Challenge: Below is a block of data; give all of it again word for word.

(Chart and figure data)
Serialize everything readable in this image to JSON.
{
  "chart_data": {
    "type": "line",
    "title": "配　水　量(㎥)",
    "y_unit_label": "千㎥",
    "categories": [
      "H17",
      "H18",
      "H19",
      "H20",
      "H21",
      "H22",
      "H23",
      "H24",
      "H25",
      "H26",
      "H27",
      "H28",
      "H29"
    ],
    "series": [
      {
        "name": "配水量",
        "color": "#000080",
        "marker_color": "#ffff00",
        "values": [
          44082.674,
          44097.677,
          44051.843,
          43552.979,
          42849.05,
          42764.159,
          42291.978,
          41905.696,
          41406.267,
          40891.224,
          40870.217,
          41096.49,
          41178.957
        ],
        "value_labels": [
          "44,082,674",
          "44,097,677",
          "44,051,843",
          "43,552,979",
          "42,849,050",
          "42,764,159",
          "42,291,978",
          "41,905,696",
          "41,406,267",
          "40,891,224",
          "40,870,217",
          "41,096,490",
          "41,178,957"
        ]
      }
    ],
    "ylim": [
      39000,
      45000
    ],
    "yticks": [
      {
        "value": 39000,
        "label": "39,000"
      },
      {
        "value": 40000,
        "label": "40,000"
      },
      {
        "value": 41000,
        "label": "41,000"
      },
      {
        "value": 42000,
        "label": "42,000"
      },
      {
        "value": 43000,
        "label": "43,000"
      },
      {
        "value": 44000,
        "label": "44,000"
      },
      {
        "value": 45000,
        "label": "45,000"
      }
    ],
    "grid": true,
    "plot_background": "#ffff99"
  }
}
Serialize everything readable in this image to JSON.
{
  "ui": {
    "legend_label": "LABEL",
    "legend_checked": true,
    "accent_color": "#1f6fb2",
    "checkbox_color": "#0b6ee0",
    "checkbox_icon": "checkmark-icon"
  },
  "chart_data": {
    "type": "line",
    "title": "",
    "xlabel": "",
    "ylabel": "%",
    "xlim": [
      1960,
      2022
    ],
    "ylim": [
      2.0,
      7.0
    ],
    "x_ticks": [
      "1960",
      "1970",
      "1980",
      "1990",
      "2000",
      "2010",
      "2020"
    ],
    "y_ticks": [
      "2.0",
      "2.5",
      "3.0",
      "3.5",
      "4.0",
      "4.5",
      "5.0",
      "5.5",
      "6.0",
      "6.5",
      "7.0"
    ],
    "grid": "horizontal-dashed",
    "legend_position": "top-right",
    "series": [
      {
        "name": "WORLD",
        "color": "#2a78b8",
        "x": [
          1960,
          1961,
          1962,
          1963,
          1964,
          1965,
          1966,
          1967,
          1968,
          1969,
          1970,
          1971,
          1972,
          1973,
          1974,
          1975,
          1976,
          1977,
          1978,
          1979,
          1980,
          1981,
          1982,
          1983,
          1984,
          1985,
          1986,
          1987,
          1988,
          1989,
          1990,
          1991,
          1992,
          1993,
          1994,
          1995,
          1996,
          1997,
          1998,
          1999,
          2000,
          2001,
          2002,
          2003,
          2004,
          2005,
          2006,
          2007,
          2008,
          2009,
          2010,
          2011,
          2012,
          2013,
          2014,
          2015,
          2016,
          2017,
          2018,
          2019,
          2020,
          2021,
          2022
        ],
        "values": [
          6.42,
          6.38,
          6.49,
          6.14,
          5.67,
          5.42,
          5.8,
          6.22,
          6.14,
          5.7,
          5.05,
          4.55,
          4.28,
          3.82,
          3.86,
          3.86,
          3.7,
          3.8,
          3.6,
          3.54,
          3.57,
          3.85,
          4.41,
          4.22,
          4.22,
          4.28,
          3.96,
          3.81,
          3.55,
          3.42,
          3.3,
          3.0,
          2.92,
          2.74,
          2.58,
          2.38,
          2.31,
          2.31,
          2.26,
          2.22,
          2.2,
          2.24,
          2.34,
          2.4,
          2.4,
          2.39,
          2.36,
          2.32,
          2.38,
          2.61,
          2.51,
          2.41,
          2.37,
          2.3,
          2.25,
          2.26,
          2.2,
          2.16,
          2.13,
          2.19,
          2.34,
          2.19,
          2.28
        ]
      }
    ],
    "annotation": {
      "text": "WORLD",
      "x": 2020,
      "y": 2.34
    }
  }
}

The completed task:
Serialize everything readable in this image to JSON.
{
  "chart_data": {
    "type": "line",
    "title": "配　水　量(㎥)",
    "y_unit_label": "千㎥",
    "categories": [
      "H17",
      "H18",
      "H19",
      "H20",
      "H21",
      "H22",
      "H23",
      "H24",
      "H25",
      "H26",
      "H27",
      "H28",
      "H29"
    ],
    "series": [
      {
        "name": "配水量",
        "color": "#000080",
        "marker_color": "#ffff00",
        "values": [
          44082.674,
          44097.677,
          44051.843,
          43552.979,
          42849.05,
          42764.159,
          42291.978,
          41905.696,
          41406.267,
          40891.224,
          40870.217,
          41096.49,
          41178.957
        ],
        "value_labels": [
          "44,082,674",
          "44,097,677",
          "44,051,843",
          "43,552,979",
          "42,849,050",
          "42,764,159",
          "42,291,978",
          "41,905,696",
          "41,406,267",
          "40,891,224",
          "40,870,217",
          "41,096,490",
          "41,178,957"
        ]
      }
    ],
    "ylim": [
      39000,
      45000
    ],
    "yticks": [
      {
        "value": 39000,
        "label": "39,000"
      },
      {
        "value": 40000,
        "label": "40,000"
      },
      {
        "value": 41000,
        "label": "41,000"
      },
      {
        "value": 42000,
        "label": "42,000"
      },
      {
        "value": 43000,
        "label": "43,000"
      },
      {
        "value": 44000,
        "label": "44,000"
      },
      {
        "value": 45000,
        "label": "45,000"
      }
    ],
    "grid": true,
    "plot_background": "#ffff99"
  }
}
Serialize everything readable in this image to JSON.
{
  "ui": {
    "legend_label": "LABEL",
    "legend_checked": true,
    "accent_color": "#1f6fb2",
    "checkbox_color": "#0b6ee0",
    "checkbox_icon": "checkmark-icon"
  },
  "chart_data": {
    "type": "line",
    "title": "",
    "xlabel": "",
    "ylabel": "%",
    "xlim": [
      1960,
      2022
    ],
    "ylim": [
      2.0,
      7.0
    ],
    "x_ticks": [
      "1960",
      "1970",
      "1980",
      "1990",
      "2000",
      "2010",
      "2020"
    ],
    "y_ticks": [
      "2.0",
      "2.5",
      "3.0",
      "3.5",
      "4.0",
      "4.5",
      "5.0",
      "5.5",
      "6.0",
      "6.5",
      "7.0"
    ],
    "grid": "horizontal-dashed",
    "legend_position": "top-right",
    "series": [
      {
        "name": "WORLD",
        "color": "#2a78b8",
        "x": [
          1960,
          1961,
          1962,
          1963,
          1964,
          1965,
          1966,
          1967,
          1968,
          1969,
          1970,
          1971,
          1972,
          1973,
          1974,
          1975,
          1976,
          1977,
          1978,
          1979,
          1980,
          1981,
          1982,
          1983,
          1984,
          1985,
          1986,
          1987,
          1988,
          1989,
          1990,
          1991,
          1992,
          1993,
          1994,
          1995,
          1996,
          1997,
          1998,
          1999,
          2000,
          2001,
          2002,
          2003,
          2004,
          2005,
          2006,
          2007,
          2008,
          2009,
          2010,
          2011,
          2012,
          2013,
          2014,
          2015,
          2016,
          2017,
          2018,
          2019,
          2020,
          2021,
          2022
        ],
        "values": [
          6.42,
          6.38,
          6.49,
          6.14,
          5.67,
          5.42,
          5.8,
          6.22,
          6.14,
          5.7,
          5.05,
          4.55,
          4.28,
          3.82,
          3.86,
          3.86,
          3.7,
          3.8,
          3.6,
          3.54,
          3.57,
          3.85,
          4.41,
          4.22,
          4.22,
          4.28,
          3.96,
          3.81,
          3.55,
          3.42,
          3.3,
          3.0,
          2.92,
          2.74,
          2.58,
          2.38,
          2.31,
          2.31,
          2.26,
          2.22,
          2.2,
          2.24,
          2.34,
          2.4,
          2.4,
          2.39,
          2.36,
          2.32,
          2.38,
          2.61,
          2.51,
          2.41,
          2.37,
          2.3,
          2.25,
          2.26,
          2.2,
          2.16,
          2.13,
          2.19,
          2.34,
          2.19,
          2.28
        ]
      }
    ],
    "annotation": {
      "text": "WORLD",
      "x": 2020,
      "y": 2.34
    }
  }
}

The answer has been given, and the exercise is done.